> **WRITTEN TASK**: Reproduce the listing below verbatim.

/---

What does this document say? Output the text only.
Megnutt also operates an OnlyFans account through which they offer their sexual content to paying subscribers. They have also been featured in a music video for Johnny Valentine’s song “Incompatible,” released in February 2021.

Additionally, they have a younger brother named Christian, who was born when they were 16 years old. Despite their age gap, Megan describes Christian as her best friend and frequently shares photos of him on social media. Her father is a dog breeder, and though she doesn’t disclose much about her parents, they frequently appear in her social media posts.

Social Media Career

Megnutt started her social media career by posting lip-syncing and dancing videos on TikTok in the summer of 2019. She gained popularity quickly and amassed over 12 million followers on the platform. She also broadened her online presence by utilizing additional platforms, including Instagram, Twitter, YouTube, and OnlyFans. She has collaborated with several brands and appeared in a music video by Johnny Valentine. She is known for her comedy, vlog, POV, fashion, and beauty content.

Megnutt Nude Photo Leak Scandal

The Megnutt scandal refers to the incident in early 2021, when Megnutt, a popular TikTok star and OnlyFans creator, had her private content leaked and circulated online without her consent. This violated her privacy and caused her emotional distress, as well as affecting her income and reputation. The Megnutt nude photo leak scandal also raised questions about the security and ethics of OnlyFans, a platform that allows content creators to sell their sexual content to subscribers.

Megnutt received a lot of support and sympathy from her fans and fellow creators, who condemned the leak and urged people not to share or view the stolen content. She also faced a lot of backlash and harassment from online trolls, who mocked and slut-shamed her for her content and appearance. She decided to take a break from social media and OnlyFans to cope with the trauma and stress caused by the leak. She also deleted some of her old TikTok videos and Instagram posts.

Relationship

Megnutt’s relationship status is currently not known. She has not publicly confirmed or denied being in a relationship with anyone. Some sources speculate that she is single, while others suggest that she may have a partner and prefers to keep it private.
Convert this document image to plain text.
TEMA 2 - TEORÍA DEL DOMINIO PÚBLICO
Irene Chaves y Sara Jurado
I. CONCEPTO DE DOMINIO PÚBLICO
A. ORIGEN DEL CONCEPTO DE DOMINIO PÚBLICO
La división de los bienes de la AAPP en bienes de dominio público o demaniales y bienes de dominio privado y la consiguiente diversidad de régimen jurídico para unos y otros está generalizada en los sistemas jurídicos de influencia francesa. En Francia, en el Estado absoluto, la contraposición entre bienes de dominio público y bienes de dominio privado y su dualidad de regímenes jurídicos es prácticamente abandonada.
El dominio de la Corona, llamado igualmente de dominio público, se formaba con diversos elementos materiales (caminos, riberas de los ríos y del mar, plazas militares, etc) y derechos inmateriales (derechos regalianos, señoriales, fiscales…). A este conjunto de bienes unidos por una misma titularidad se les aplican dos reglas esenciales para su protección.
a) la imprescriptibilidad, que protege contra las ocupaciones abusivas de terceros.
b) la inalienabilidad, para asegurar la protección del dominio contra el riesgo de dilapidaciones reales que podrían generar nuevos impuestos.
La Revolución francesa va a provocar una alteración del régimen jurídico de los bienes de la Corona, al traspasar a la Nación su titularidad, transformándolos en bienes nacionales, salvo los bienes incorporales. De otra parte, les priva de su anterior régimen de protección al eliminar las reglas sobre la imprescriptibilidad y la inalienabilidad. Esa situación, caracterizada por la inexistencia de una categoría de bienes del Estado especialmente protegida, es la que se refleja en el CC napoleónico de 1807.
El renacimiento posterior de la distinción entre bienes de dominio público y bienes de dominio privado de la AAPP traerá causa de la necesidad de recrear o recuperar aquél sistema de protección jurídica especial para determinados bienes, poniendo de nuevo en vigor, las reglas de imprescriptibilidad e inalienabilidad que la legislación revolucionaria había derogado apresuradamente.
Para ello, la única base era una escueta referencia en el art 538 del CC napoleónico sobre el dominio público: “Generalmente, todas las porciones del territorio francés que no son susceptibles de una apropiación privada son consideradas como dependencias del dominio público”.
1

\---

> **TASK OUTPUT**:
What does this document say? Output the text only.
Megnutt also operates an OnlyFans account through which they offer their sexual content to paying subscribers. They have also been featured in a music video for Johnny Valentine’s song “Incompatible,” released in February 2021.

Additionally, they have a younger brother named Christian, who was born when they were 16 years old. Despite their age gap, Megan describes Christian as her best friend and frequently shares photos of him on social media. Her father is a dog breeder, and though she doesn’t disclose much about her parents, they frequently appear in her social media posts.

Social Media Career

Megnutt started her social media career by posting lip-syncing and dancing videos on TikTok in the summer of 2019. She gained popularity quickly and amassed over 12 million followers on the platform. She also broadened her online presence by utilizing additional platforms, including Instagram, Twitter, YouTube, and OnlyFans. She has collaborated with several brands and appeared in a music video by Johnny Valentine. She is known for her comedy, vlog, POV, fashion, and beauty content.

Megnutt Nude Photo Leak Scandal

The Megnutt scandal refers to the incident in early 2021, when Megnutt, a popular TikTok star and OnlyFans creator, had her private content leaked and circulated online without her consent. This violated her privacy and caused her emotional distress, as well as affecting her income and reputation. The Megnutt nude photo leak scandal also raised questions about the security and ethics of OnlyFans, a platform that allows content creators to sell their sexual content to subscribers.

Megnutt received a lot of support and sympathy from her fans and fellow creators, who condemned the leak and urged people not to share or view the stolen content. She also faced a lot of backlash and harassment from online trolls, who mocked and slut-shamed her for her content and appearance. She decided to take a break from social media and OnlyFans to cope with the trauma and stress caused by the leak. She also deleted some of her old TikTok videos and Instagram posts.

Relationship

Megnutt’s relationship status is currently not known. She has not publicly confirmed or denied being in a relationship with anyone. Some sources speculate that she is single, while others suggest that she may have a partner and prefers to keep it private.
Convert this document image to plain text.
TEMA 2 - TEORÍA DEL DOMINIO PÚBLICO
Irene Chaves y Sara Jurado
I. CONCEPTO DE DOMINIO PÚBLICO
A. ORIGEN DEL CONCEPTO DE DOMINIO PÚBLICO
La división de los bienes de la AAPP en bienes de dominio público o demaniales y bienes de dominio privado y la consiguiente diversidad de régimen jurídico para unos y otros está generalizada en los sistemas jurídicos de influencia francesa. En Francia, en el Estado absoluto, la contraposición entre bienes de dominio público y bienes de dominio privado y su dualidad de regímenes jurídicos es prácticamente abandonada.
El dominio de la Corona, llamado igualmente de dominio público, se formaba con diversos elementos materiales (caminos, riberas de los ríos y del mar, plazas militares, etc) y derechos inmateriales (derechos regalianos, señoriales, fiscales…). A este conjunto de bienes unidos por una misma titularidad se les aplican dos reglas esenciales para su protección.
a) la imprescriptibilidad, que protege contra las ocupaciones abusivas de terceros.
b) la inalienabilidad, para asegurar la protección del dominio contra el riesgo de dilapidaciones reales que podrían generar nuevos impuestos.
La Revolución francesa va a provocar una alteración del régimen jurídico de los bienes de la Corona, al traspasar a la Nación su titularidad, transformándolos en bienes nacionales, salvo los bienes incorporales. De otra parte, les priva de su anterior régimen de protección al eliminar las reglas sobre la imprescriptibilidad y la inalienabilidad. Esa situación, caracterizada por la inexistencia de una categoría de bienes del Estado especialmente protegida, es la que se refleja en el CC napoleónico de 1807.
El renacimiento posterior de la distinción entre bienes de dominio público y bienes de dominio privado de la AAPP traerá causa de la necesidad de recrear o recuperar aquél sistema de protección jurídica especial para determinados bienes, poniendo de nuevo en vigor, las reglas de imprescriptibilidad e inalienabilidad que la legislación revolucionaria había derogado apresuradamente.
Para ello, la única base era una escueta referencia en el art 538 del CC napoleónico sobre el dominio público: “Generalmente, todas las porciones del territorio francés que no son susceptibles de una apropiación privada son consideradas como dependencias del dominio público”.
1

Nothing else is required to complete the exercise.